(Data entries)

--------------------

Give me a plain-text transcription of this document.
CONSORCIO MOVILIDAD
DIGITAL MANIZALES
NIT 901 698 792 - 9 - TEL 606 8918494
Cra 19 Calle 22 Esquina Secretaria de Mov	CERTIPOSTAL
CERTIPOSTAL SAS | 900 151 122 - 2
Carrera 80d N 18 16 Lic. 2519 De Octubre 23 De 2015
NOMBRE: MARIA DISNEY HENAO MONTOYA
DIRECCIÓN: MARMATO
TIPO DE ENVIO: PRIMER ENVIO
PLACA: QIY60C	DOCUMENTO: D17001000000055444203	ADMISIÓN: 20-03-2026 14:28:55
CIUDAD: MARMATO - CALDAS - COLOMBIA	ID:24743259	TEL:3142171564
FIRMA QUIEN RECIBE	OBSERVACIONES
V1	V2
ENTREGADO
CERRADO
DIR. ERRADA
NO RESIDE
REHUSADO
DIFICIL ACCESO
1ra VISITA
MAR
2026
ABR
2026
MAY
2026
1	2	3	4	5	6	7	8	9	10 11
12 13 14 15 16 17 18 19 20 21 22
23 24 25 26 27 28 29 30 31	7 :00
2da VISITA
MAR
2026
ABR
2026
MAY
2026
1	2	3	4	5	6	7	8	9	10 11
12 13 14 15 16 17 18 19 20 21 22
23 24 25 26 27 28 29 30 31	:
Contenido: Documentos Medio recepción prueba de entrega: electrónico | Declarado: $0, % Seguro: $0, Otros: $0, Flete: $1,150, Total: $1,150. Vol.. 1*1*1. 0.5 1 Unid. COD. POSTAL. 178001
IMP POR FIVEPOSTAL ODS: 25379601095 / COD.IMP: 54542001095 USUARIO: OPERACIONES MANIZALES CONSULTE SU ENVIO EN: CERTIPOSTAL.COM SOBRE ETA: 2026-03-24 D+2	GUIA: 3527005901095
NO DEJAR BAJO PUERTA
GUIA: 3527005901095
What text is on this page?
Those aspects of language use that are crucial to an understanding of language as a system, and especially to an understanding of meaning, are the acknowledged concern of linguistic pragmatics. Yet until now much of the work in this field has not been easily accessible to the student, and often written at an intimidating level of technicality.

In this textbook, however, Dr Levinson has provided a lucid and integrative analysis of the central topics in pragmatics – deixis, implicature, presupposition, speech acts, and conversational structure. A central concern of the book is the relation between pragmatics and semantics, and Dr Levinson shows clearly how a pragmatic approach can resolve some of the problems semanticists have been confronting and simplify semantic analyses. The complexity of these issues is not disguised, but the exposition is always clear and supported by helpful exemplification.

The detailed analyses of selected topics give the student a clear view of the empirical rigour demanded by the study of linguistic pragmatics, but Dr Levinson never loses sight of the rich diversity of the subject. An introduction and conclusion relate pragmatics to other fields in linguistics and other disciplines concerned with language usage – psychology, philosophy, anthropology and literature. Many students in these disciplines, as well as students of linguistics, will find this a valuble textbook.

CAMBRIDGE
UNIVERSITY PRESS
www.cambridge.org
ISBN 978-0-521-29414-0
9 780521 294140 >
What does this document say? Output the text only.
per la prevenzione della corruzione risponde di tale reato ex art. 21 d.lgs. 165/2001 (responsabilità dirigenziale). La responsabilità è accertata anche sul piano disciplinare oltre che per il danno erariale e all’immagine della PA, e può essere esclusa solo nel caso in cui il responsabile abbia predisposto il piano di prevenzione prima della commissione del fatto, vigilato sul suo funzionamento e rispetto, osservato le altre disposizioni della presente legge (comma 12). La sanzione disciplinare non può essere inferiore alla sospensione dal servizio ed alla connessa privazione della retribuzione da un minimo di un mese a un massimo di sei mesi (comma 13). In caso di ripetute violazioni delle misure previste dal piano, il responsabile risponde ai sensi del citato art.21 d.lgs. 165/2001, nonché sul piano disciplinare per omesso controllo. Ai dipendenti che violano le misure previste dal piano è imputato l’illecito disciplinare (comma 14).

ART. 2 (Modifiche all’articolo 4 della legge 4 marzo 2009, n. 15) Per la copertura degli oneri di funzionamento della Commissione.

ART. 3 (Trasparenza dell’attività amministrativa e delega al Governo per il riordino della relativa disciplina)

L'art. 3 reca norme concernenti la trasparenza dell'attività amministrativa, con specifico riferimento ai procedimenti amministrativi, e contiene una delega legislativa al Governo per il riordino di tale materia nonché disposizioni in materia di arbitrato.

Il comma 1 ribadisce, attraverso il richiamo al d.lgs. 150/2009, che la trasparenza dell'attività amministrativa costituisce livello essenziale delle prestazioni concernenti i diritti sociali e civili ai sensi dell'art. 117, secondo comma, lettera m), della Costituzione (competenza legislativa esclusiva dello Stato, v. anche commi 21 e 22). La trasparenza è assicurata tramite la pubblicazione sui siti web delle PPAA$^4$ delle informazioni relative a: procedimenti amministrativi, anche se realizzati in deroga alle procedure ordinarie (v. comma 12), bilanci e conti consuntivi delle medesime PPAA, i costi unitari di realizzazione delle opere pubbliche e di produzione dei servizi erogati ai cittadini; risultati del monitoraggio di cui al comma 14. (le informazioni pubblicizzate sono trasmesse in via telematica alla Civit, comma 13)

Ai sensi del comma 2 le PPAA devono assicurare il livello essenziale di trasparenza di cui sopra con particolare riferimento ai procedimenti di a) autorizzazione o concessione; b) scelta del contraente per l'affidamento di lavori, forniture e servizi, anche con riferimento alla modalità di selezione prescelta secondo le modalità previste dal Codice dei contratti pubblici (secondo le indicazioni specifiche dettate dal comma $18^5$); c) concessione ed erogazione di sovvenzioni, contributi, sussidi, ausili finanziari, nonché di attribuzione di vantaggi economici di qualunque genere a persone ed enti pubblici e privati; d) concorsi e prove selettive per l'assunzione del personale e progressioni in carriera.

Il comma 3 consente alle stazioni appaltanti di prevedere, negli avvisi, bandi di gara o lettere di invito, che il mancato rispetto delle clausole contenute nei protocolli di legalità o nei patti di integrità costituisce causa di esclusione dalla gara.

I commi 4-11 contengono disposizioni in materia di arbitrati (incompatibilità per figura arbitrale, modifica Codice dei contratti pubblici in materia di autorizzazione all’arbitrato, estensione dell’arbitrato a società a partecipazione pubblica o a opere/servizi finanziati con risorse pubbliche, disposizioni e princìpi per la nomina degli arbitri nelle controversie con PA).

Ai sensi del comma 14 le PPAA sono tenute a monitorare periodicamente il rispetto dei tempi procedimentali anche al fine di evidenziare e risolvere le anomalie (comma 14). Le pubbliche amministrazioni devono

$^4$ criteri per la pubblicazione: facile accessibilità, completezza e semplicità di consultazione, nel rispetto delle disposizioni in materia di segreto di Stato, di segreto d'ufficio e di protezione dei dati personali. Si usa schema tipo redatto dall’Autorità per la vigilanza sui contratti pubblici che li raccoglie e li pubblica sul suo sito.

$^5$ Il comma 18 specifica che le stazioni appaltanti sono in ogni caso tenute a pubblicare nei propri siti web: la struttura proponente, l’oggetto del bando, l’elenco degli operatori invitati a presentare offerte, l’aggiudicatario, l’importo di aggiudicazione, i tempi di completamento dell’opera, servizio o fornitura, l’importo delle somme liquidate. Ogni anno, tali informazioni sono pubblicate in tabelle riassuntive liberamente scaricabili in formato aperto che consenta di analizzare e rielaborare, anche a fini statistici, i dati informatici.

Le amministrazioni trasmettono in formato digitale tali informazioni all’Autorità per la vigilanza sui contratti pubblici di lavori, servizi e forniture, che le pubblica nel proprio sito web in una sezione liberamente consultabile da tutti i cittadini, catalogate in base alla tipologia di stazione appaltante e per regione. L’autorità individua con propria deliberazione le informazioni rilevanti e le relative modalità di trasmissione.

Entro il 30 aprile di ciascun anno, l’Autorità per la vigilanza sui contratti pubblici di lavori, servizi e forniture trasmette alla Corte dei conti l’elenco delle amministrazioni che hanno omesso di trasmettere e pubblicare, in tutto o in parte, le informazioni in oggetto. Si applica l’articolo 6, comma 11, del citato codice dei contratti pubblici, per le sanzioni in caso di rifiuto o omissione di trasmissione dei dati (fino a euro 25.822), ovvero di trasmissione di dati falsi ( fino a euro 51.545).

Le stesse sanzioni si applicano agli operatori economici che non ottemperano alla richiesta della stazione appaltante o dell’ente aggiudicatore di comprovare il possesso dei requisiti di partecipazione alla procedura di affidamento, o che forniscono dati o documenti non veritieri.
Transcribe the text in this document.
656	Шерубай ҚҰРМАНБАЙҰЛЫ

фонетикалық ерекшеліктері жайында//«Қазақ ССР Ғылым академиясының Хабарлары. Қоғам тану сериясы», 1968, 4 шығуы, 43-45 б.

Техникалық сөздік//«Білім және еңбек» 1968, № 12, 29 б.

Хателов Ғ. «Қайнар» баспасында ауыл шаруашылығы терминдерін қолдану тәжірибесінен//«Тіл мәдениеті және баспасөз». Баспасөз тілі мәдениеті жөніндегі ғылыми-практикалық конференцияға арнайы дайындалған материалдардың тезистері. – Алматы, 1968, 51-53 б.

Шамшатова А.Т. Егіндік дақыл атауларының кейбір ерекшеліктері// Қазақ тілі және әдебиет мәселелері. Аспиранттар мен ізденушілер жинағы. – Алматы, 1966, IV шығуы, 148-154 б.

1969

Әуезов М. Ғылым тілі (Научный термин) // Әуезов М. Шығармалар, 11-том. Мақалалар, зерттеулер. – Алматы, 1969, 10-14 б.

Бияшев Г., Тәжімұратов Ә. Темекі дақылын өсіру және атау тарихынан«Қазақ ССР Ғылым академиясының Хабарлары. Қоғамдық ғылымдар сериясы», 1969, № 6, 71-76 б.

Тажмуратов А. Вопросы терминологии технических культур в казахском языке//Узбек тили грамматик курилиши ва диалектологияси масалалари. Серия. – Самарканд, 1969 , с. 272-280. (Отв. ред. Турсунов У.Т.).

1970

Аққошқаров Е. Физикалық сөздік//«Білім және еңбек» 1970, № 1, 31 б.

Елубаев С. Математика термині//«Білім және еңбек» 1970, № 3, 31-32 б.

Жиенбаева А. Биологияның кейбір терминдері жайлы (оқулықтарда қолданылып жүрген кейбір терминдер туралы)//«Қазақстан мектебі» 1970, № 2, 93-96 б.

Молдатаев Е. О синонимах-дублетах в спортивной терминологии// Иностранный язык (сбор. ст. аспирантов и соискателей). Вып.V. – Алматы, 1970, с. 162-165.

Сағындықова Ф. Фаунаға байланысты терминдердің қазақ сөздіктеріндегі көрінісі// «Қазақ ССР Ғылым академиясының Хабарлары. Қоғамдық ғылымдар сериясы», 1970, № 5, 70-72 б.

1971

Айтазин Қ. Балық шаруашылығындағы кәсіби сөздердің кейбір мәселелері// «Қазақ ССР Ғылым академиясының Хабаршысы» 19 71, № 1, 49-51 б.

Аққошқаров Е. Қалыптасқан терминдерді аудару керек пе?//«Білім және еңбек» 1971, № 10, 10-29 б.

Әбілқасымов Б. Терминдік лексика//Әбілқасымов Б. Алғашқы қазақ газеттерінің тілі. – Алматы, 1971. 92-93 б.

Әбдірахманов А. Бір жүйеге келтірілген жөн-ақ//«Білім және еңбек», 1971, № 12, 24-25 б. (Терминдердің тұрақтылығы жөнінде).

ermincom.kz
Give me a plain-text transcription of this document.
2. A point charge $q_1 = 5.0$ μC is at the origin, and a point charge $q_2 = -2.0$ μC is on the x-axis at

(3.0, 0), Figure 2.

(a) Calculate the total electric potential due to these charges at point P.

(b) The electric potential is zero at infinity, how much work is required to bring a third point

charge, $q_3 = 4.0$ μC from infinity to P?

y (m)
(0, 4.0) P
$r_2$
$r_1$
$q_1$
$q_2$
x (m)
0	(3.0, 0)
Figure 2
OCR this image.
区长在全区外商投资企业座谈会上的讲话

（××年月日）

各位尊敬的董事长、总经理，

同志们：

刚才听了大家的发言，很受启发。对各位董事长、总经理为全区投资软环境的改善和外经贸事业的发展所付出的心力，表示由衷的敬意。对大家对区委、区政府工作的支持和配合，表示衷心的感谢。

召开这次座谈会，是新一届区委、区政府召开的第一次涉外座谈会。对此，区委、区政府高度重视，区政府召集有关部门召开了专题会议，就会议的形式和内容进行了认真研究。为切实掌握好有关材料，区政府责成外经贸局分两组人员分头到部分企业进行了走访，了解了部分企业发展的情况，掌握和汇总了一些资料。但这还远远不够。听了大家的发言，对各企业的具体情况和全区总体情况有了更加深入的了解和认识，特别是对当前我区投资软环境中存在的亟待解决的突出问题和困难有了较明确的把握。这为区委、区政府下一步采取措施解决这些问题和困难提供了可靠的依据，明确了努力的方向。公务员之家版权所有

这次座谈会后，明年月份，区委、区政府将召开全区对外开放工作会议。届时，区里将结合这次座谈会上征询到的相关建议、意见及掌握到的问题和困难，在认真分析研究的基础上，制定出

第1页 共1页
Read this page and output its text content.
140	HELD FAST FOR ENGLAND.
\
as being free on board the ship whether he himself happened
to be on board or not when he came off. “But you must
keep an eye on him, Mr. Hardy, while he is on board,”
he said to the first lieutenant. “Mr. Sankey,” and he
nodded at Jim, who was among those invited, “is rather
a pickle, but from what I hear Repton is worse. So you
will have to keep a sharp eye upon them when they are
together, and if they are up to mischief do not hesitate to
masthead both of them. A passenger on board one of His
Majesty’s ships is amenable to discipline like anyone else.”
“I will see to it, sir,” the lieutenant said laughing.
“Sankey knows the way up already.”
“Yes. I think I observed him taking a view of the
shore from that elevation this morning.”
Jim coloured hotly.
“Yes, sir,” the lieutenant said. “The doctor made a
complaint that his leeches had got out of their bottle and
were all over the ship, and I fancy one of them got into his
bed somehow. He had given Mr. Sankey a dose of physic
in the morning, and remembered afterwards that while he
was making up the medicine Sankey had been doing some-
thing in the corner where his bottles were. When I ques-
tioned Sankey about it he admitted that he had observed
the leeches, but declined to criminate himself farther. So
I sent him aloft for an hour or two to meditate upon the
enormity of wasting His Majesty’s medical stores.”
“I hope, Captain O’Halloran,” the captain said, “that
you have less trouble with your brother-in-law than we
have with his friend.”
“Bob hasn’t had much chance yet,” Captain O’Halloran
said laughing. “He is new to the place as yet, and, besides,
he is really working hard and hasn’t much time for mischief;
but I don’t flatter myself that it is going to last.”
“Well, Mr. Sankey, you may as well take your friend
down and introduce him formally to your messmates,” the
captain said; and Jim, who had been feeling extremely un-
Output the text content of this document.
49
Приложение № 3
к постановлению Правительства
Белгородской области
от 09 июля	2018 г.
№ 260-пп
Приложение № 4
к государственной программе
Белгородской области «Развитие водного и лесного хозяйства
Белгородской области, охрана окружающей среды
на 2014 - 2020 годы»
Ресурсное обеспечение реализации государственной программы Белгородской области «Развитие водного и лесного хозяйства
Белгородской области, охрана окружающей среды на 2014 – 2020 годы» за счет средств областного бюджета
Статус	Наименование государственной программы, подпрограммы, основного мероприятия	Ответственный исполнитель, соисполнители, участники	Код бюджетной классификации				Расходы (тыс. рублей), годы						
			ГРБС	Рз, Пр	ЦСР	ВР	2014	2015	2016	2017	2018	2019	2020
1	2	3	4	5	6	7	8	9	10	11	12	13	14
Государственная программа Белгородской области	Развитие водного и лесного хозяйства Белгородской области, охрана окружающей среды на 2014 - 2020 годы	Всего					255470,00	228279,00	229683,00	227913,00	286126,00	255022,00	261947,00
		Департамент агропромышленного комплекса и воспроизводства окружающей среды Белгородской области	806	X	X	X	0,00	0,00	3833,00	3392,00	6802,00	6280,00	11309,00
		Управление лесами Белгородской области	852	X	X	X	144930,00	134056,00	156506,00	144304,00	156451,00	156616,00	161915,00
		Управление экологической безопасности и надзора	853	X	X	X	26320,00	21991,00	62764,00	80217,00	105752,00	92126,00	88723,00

--------------------

GIVEN INSTRUCTION
Each line that holds the string "morning" counts once; give the total and nothing else.

CORRECT OUTPUT
2